EXCERPT PROVIDED:
<<<<
But on that first day of such accord we also had to be reminded why we were there. Gun sites were decided upon, resited and changed again, so that most of the day was spent abortively in roughly levelling areas for our Browning machinegun, its pedestal and ammunition in readiness for the imminent action. News of German aircraft, shipping and troops assembling on the mainland had given every indication of an early attack on Vis. Sited at staggered levels on the hillside, our six guns enjoyed uninterrupted coverage of the whole central plain of the island, most of which was within effective range of the weapons. It meant that from that moment on, each gun would never be unmanned. This presented little difficulty, inconvenience or acrimony during daylight hours, but for the twelve-hour night shift two men had to forsake the relative comfort of their billets and occupy the gun-site in wakeful alertness on a two-hours-on, two-hours-off basis.
There began an arduous era of vigilance which guaranteed that insomnia was never likely to be a problem to contend with during our stay on Vis. I put Charlie and Kirky on for the first night and spent the hours after midnight wishing I had put myself on, as I listened to torrential rain tippling down. It took very little imagination to picture their helpless exposure on that cold, unprotected site on the hillside and to appreciate the absurdity of either of them even unrolling his sleeping bag. Sleep was an impossibility.
>>>>
SUPPLIED MATERIAL:
<<<<
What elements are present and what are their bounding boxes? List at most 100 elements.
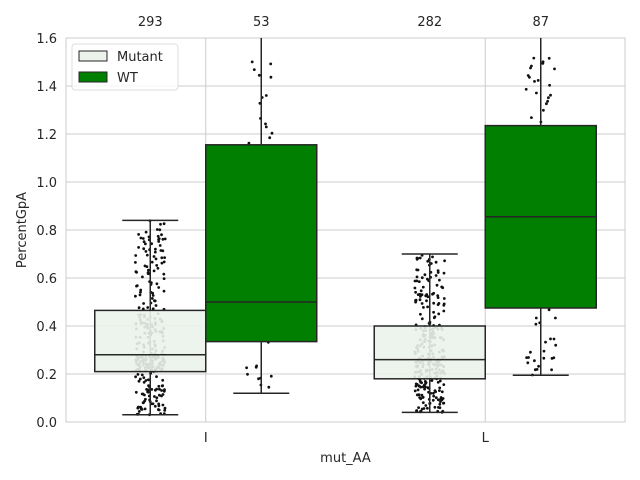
strip-point xyxy=(155,387,159,391)
y-axis-label: PercentGpA xyxy=(15,192,30,268)
strip-point xyxy=(163,237,167,241)
strip-point xyxy=(150,260,154,264)
strip-point xyxy=(161,403,165,407)
strip-point xyxy=(156,234,160,238)
strip-point xyxy=(246,372,249,376)
strip-point xyxy=(135,284,139,287)
strip-point xyxy=(247,141,251,145)
strip-point xyxy=(426,259,430,263)
strip-point xyxy=(434,390,437,394)
box xyxy=(373,325,486,380)
strip-point xyxy=(413,389,417,393)
x-tick-label: L xyxy=(482,431,490,446)
strip-point xyxy=(161,393,165,396)
strip-point xyxy=(152,255,156,258)
strip-point xyxy=(162,222,166,226)
strip-point xyxy=(535,91,538,95)
strip-point xyxy=(250,60,254,64)
strip-point xyxy=(552,356,556,360)
strip-point xyxy=(163,256,167,259)
strip-point xyxy=(134,254,138,257)
count-label: 87 xyxy=(532,15,549,30)
strip-point xyxy=(417,406,420,409)
x-tick-label: I xyxy=(204,431,208,446)
strip-point xyxy=(524,87,528,91)
strip-point xyxy=(419,312,422,316)
strip-point xyxy=(144,242,147,246)
strip-point xyxy=(415,409,418,413)
strip-point xyxy=(420,317,424,321)
strip-point xyxy=(547,56,551,60)
strip-point xyxy=(252,68,256,71)
strip-point xyxy=(155,399,158,403)
count-labels: 293 282 53 87 xyxy=(138,15,549,30)
strip-point xyxy=(442,302,446,306)
y-tick-label: 1.4 xyxy=(36,80,57,95)
strip-point xyxy=(432,310,435,314)
strip-point xyxy=(137,410,141,413)
strip-point xyxy=(160,389,164,392)
strip-point xyxy=(533,359,536,363)
strip-point xyxy=(269,62,273,66)
strip-point xyxy=(154,304,158,307)
strip-point xyxy=(436,294,440,297)
strip-point xyxy=(422,306,425,309)
strip-point xyxy=(154,257,158,261)
strip-point xyxy=(432,301,436,305)
strip-point xyxy=(420,302,424,305)
strip-point xyxy=(528,75,531,79)
strip-point xyxy=(418,292,422,296)
strip-point xyxy=(438,402,442,406)
strip-point xyxy=(245,366,249,370)
strip-point xyxy=(162,260,166,264)
strip-point xyxy=(419,289,423,293)
strip-point xyxy=(142,247,146,251)
strip-point xyxy=(142,376,146,379)
strip-point xyxy=(151,307,155,311)
x-axis-label: mut_AA xyxy=(320,451,371,466)
strip-point xyxy=(418,298,422,302)
strip-point xyxy=(157,286,161,289)
y-tick-label: 0.8 xyxy=(36,224,57,239)
legend-swatch-mutant xyxy=(78,50,108,62)
strip-point xyxy=(532,56,536,60)
strip-point xyxy=(438,379,442,383)
strip-point xyxy=(137,246,141,249)
strip-point xyxy=(160,256,164,260)
strip-point xyxy=(139,290,142,294)
strip-point xyxy=(141,237,145,240)
strip-point xyxy=(143,407,147,411)
strip-point xyxy=(545,102,548,106)
strip-point xyxy=(550,368,553,372)
legend: Mutant WT xyxy=(71,43,179,91)
strip-point xyxy=(135,270,139,274)
strip-point xyxy=(429,262,433,265)
strip-point xyxy=(417,280,421,283)
strip-point xyxy=(438,386,442,390)
strip-point xyxy=(431,255,434,259)
strip-point xyxy=(254,365,258,369)
strip-point xyxy=(144,250,148,253)
strip-point xyxy=(142,302,146,305)
y-tick-label: 1.2 xyxy=(36,128,57,143)
strip-point xyxy=(142,240,146,244)
strip-point xyxy=(436,269,440,272)
strip-point xyxy=(160,384,164,388)
strip-point xyxy=(136,373,140,376)
strip-point xyxy=(145,253,149,257)
strip-point xyxy=(426,406,429,410)
strip-point xyxy=(137,405,140,409)
strip-point xyxy=(442,401,445,405)
strip-point xyxy=(147,378,150,382)
strip-point xyxy=(544,340,547,344)
strip-point xyxy=(542,356,546,360)
strip-point xyxy=(157,240,161,243)
strip-point xyxy=(547,308,551,312)
strip-point xyxy=(134,390,138,394)
strip-point xyxy=(432,291,436,295)
strip-point xyxy=(426,305,429,309)
strip-point xyxy=(153,250,157,254)
strip-point xyxy=(144,379,148,382)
>>>>
TASKS TO CARRY OUT:
**A.** From the passage about the gun sites on Vis, list every German force that the news reported assembling on the mainland.
**B.** Resume the passage about the gun sites on Vis, picking up right after its final sentence.
The records can be set aside; only the passage about the gun sites on Vis is used here.

ANSWERS FOR THE EXERCISE:
**A.** Aircraft, shipping and troops.

**B.**
I knew that their misery would have been completed by the awful change in the weather coming on top of their envy at easily hearing the sounds of revelry emanating from ourselves and our Partisan hosts, who had been determined to introduce us without delay to the warmth and fervour of their patriotic songs and dances and to their mysteriously unlimited supply of the island’s vino. It was a memorable night. Certainly, communication was difficult but the early evening had yielded a commissar character called Srdan Serdar whose better than passable English appointed him henceforth as interpreter, counsellor and friend. The nearest our language could approach to the pronunciation of his Christian name was Sirjon, by which he was thereafter known.
Sirjon was something of an enigma. Whilst preaching Communism for all he was worth, he paraded an aloofness of suave superiority over his comarades which stamped ‘class’ over his every gesture. Snobbery might even be near the truth. Probably in his late twenties, Sirjon’s handsome Slav features were enhanced by vanity expressed in a sartorial elegance so un-guerilla like as to suggest the very privilege which Communism’s levelling was held to reject. He wore an immaculate Italian officer’s uniform and resplendent, glistening boots. Despite the slightly niggling nausea that his presence induced, Sirjon was our willing and helpful source of information and our introduction to local customs and to his Partisan colleagues. Suggestions that he was a plant among us were probably true, but I saw nothing sinister in that: life without him at Podselje would have been much less rewarding.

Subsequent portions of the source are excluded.